*Objective*: In the records below, pick out all lines containing the word "years".

(Records from a dataset)
☆ ☆ ☆ ☆

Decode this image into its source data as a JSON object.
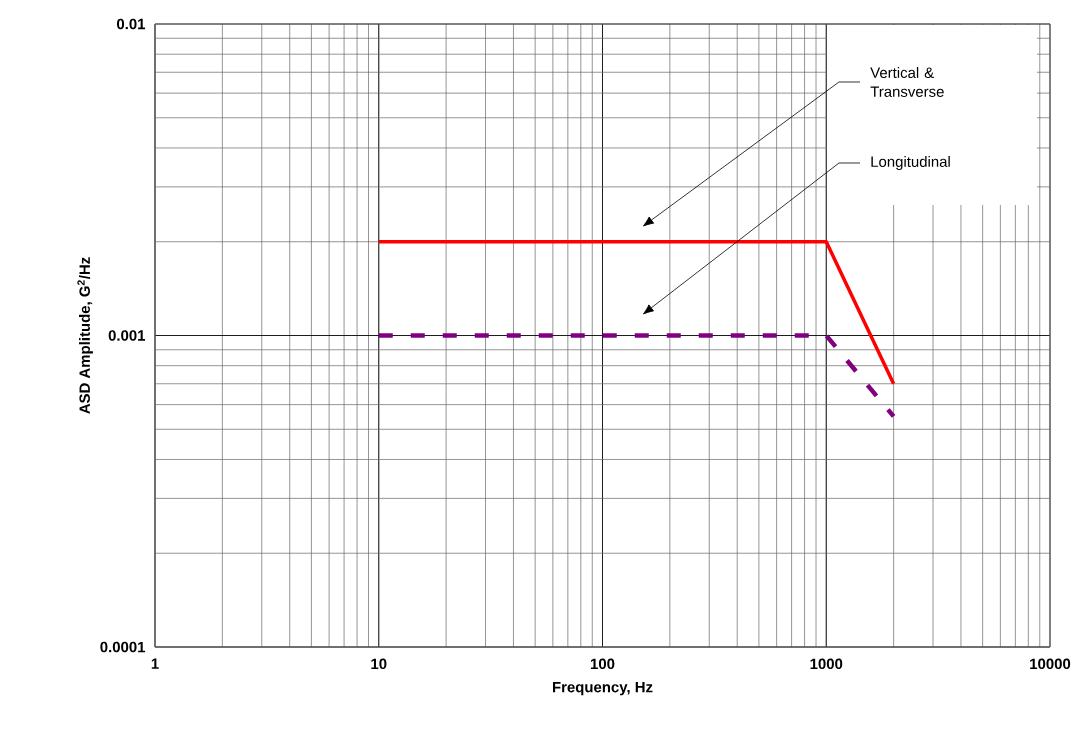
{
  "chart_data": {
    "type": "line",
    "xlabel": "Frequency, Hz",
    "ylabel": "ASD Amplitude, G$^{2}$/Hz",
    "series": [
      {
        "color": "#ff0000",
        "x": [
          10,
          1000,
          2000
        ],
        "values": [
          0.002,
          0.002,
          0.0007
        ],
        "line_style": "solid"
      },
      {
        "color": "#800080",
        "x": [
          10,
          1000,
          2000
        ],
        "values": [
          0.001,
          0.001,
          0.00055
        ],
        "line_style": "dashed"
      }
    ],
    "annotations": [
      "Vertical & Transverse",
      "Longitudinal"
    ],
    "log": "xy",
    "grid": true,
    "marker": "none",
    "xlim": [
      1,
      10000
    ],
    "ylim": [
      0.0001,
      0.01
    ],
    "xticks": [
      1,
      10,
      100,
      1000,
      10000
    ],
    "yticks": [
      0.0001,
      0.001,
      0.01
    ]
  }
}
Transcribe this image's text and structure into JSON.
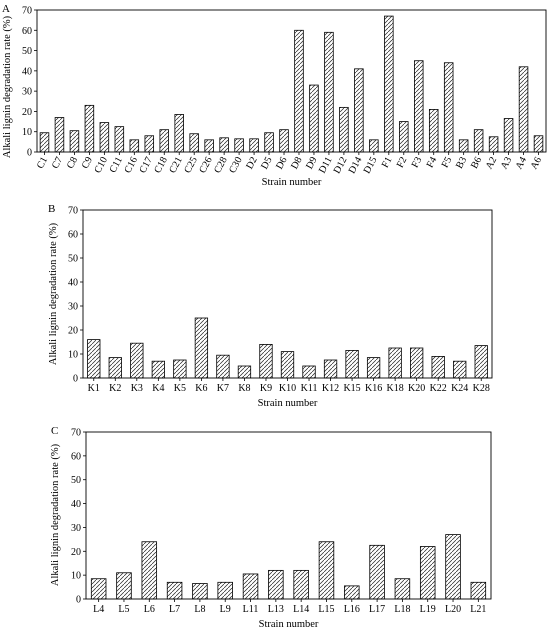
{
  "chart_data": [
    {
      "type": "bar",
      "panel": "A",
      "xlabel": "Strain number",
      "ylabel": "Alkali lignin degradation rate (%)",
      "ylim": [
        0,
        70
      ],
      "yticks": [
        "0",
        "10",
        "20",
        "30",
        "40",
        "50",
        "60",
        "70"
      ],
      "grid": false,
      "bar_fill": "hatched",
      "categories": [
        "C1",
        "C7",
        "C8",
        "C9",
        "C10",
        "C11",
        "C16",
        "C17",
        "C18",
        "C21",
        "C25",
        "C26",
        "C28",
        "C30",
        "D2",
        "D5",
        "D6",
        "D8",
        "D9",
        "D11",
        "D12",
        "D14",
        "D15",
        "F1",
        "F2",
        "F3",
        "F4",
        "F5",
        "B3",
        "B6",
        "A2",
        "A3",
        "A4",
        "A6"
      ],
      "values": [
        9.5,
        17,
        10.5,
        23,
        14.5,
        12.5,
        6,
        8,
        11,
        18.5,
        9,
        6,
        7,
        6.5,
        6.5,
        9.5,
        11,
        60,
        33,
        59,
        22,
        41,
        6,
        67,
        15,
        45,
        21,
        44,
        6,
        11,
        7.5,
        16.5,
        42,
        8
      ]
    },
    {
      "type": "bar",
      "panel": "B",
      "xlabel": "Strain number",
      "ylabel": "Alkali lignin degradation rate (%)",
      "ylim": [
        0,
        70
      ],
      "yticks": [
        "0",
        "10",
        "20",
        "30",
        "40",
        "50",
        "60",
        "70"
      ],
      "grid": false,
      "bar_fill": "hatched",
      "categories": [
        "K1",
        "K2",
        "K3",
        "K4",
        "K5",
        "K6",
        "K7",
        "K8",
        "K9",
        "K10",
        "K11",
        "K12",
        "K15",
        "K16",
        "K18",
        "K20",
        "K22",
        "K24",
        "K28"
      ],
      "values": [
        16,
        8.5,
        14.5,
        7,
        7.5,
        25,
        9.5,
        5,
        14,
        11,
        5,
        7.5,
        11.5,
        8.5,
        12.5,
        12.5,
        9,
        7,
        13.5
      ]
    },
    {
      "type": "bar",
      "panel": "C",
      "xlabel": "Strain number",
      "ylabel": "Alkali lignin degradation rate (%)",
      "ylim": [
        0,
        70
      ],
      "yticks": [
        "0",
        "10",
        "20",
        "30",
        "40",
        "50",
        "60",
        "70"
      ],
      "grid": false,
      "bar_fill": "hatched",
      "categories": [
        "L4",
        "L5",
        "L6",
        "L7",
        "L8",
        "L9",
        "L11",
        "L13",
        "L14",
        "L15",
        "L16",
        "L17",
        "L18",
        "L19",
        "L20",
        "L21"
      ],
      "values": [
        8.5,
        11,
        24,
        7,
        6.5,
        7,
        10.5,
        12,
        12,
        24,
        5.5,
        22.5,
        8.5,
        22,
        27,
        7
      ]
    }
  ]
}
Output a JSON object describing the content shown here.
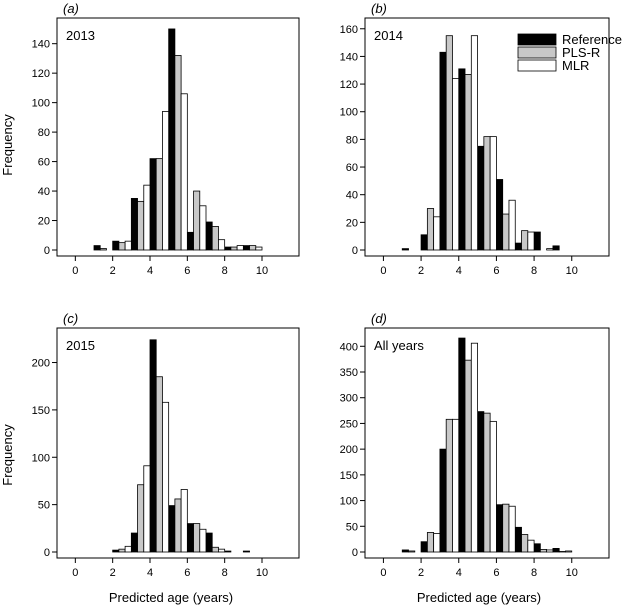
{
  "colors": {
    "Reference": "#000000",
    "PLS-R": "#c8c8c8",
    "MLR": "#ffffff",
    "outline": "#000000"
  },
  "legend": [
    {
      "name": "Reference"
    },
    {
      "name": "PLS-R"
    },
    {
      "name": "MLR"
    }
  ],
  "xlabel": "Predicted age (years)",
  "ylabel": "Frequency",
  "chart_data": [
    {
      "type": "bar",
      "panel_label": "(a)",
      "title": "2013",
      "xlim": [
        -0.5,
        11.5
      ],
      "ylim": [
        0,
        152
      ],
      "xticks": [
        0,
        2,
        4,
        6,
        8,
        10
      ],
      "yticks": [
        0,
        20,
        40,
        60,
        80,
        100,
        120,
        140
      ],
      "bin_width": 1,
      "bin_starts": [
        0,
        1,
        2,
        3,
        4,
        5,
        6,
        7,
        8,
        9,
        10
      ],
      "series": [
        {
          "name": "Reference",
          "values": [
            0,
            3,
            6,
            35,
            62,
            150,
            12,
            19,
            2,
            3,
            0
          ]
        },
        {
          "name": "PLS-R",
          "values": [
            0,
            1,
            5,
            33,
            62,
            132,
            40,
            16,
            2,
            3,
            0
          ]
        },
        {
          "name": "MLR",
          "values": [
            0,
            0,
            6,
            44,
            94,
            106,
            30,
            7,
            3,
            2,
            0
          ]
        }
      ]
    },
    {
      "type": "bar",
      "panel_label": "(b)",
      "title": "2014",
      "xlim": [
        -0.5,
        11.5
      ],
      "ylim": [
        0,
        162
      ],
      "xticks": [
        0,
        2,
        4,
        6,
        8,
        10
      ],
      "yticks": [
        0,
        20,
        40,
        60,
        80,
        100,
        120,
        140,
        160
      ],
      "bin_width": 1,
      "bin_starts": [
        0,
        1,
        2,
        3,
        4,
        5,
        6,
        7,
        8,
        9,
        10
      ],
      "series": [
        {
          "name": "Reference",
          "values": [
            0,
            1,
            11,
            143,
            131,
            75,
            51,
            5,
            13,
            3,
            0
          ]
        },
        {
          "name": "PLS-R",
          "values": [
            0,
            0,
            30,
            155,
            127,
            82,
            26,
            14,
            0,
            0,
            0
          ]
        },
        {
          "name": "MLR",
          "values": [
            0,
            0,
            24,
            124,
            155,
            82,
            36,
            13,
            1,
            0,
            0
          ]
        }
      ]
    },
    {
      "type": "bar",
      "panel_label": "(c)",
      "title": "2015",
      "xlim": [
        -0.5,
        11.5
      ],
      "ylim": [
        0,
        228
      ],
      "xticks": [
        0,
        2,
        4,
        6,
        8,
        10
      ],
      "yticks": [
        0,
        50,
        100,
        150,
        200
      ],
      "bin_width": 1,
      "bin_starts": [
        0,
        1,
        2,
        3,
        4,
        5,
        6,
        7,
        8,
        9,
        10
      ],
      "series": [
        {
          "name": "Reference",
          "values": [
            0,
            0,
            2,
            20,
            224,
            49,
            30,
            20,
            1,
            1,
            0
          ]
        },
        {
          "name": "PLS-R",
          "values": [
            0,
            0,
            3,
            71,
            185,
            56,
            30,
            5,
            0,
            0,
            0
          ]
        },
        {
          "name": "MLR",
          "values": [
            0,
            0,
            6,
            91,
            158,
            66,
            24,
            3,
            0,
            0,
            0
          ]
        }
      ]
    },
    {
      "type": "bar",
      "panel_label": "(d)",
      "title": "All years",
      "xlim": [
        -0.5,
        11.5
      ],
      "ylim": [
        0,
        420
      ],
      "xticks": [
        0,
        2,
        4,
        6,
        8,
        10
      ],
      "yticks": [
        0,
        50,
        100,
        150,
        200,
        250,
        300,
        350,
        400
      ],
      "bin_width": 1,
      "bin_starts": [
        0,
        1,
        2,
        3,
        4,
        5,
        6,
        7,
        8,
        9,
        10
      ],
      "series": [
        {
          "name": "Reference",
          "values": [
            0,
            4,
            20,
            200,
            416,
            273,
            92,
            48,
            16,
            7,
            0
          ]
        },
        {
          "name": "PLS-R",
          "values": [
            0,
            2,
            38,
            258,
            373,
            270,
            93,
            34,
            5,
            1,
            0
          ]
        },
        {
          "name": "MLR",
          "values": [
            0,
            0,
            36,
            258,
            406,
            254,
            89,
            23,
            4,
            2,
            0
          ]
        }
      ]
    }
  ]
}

☆ ☆ ☆ ☆

*Complete output*:
  "xlabel": "Predicted age (years)",
      "title": "All years",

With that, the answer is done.